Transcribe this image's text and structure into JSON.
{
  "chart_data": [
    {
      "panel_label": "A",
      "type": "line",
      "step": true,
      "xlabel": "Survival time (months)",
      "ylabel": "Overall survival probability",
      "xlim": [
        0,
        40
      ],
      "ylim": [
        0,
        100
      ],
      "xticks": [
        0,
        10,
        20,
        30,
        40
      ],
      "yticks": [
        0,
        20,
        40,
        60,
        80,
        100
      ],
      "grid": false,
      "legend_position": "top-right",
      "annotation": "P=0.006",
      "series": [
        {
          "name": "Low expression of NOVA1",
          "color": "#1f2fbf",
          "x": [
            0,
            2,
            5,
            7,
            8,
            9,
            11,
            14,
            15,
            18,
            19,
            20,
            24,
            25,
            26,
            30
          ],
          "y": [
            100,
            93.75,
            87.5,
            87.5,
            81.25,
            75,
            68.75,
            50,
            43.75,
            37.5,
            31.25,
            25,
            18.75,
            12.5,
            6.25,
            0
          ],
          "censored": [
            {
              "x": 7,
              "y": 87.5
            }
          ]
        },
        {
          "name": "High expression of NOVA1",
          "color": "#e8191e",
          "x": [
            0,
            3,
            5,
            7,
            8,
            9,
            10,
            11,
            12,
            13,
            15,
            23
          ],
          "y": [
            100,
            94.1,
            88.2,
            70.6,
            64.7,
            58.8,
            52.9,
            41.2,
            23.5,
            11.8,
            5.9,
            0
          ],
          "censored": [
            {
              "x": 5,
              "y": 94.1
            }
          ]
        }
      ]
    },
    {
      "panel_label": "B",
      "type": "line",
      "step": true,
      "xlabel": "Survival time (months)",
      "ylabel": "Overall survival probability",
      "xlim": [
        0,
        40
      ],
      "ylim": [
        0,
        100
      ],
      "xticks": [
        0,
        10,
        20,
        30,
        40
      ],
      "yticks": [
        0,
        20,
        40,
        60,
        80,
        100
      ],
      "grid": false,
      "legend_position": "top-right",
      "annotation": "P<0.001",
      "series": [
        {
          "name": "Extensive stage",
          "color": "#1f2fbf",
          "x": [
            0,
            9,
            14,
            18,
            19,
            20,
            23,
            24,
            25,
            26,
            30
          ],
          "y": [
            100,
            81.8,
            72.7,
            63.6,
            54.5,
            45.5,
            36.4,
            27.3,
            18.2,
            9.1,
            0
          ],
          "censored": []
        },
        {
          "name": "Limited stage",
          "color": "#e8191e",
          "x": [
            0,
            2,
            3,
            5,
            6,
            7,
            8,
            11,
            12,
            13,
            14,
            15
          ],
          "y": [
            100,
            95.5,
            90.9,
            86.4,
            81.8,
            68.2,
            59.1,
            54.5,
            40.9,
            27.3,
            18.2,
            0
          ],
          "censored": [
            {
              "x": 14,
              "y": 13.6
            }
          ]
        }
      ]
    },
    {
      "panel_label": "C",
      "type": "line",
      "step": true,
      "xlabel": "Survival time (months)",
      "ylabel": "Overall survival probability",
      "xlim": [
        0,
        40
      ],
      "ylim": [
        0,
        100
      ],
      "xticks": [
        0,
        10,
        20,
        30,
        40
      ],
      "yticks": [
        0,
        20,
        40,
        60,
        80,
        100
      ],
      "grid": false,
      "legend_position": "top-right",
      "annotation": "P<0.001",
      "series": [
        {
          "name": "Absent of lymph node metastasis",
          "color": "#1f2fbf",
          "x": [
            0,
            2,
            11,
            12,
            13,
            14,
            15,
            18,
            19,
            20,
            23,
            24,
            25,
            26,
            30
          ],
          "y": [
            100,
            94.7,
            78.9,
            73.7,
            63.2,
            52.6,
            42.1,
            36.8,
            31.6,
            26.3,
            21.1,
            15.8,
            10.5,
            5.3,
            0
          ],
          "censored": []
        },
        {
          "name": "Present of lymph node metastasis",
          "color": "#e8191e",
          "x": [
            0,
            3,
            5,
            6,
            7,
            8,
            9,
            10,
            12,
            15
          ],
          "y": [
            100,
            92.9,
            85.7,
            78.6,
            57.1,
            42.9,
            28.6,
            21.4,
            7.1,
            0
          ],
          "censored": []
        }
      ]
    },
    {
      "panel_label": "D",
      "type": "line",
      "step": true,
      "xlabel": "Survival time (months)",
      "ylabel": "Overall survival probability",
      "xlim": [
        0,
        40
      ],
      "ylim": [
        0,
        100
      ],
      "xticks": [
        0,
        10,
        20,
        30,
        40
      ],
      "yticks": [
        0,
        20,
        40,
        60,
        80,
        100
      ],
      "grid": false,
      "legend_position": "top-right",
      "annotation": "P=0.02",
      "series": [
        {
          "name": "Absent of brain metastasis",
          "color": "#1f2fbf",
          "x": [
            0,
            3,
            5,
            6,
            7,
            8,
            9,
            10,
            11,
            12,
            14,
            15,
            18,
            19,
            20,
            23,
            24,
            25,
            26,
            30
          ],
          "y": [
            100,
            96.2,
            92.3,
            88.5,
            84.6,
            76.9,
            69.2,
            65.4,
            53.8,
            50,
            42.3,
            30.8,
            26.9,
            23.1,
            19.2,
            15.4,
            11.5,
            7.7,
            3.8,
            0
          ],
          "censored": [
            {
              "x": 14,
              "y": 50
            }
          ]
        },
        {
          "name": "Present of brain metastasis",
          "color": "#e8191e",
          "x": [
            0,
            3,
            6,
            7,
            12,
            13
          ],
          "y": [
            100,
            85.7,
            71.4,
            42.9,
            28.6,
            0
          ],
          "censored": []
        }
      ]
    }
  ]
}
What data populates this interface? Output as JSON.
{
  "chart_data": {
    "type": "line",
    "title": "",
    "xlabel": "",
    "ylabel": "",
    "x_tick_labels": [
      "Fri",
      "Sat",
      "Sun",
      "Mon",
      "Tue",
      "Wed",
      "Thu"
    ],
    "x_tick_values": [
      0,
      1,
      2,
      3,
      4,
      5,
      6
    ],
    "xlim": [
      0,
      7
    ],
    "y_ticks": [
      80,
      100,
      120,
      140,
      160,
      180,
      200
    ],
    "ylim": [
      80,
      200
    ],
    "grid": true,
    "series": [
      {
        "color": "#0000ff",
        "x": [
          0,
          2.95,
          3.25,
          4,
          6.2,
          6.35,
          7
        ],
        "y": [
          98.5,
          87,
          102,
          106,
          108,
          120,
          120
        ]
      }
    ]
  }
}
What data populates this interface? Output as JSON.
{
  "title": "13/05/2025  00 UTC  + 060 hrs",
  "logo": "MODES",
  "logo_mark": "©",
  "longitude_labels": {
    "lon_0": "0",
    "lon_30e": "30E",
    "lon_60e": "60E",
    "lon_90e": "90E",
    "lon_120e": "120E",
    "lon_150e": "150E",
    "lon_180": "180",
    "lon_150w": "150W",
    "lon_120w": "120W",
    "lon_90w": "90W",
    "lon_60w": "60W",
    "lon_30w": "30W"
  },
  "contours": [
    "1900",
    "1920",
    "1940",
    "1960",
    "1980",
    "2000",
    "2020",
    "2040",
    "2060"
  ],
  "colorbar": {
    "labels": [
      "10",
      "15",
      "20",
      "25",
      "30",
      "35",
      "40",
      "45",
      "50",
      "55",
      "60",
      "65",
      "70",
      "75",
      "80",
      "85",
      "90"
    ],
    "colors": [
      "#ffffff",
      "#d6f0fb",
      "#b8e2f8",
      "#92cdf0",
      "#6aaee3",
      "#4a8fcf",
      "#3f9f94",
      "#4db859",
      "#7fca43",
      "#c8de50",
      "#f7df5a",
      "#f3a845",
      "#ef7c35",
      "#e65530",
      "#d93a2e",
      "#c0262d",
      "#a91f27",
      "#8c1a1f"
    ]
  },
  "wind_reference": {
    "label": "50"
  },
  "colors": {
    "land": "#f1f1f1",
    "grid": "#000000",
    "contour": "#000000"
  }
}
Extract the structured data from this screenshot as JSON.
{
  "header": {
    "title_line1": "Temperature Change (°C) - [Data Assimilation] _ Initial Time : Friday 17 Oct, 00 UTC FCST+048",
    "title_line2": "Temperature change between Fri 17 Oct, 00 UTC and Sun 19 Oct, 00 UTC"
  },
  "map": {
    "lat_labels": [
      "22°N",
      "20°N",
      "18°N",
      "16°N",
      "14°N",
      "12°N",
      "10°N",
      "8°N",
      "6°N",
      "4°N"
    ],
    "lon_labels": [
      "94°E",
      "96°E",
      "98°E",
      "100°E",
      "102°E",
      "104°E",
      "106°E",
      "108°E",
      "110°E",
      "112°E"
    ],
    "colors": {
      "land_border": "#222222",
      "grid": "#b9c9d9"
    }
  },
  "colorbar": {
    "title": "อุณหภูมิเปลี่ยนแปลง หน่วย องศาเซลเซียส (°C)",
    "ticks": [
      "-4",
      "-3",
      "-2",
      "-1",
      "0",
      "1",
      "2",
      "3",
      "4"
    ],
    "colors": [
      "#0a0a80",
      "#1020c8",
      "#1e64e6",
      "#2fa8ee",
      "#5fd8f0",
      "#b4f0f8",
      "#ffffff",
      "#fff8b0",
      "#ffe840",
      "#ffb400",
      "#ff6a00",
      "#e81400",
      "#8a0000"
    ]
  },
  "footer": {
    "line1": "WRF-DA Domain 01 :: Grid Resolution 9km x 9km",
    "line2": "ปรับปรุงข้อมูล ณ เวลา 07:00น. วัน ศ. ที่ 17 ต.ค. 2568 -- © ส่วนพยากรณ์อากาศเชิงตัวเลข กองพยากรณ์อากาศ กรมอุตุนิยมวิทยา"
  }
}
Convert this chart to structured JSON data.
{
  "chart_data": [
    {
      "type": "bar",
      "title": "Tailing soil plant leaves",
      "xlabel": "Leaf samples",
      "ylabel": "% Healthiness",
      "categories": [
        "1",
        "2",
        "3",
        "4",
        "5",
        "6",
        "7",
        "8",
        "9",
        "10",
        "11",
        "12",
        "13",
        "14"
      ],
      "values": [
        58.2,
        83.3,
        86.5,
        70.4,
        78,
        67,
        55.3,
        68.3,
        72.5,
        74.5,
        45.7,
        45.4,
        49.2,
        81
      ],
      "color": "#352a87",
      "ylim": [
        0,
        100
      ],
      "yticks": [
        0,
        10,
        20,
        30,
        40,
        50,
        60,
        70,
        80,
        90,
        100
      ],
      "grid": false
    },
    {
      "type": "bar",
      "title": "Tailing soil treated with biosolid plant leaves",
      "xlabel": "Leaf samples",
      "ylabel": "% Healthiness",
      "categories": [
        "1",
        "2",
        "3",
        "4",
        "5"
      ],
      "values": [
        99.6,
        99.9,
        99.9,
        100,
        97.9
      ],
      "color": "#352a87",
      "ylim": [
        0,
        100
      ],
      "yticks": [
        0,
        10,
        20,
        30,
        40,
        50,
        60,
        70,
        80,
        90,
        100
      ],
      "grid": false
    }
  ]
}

++++++++++

WORK TO BE COMPLETED: Search the entries for the word "brain", then gather every line that has it.

RESPONSE:
          "name": "Absent of brain metastasis",
          "name": "Present of brain metastasis",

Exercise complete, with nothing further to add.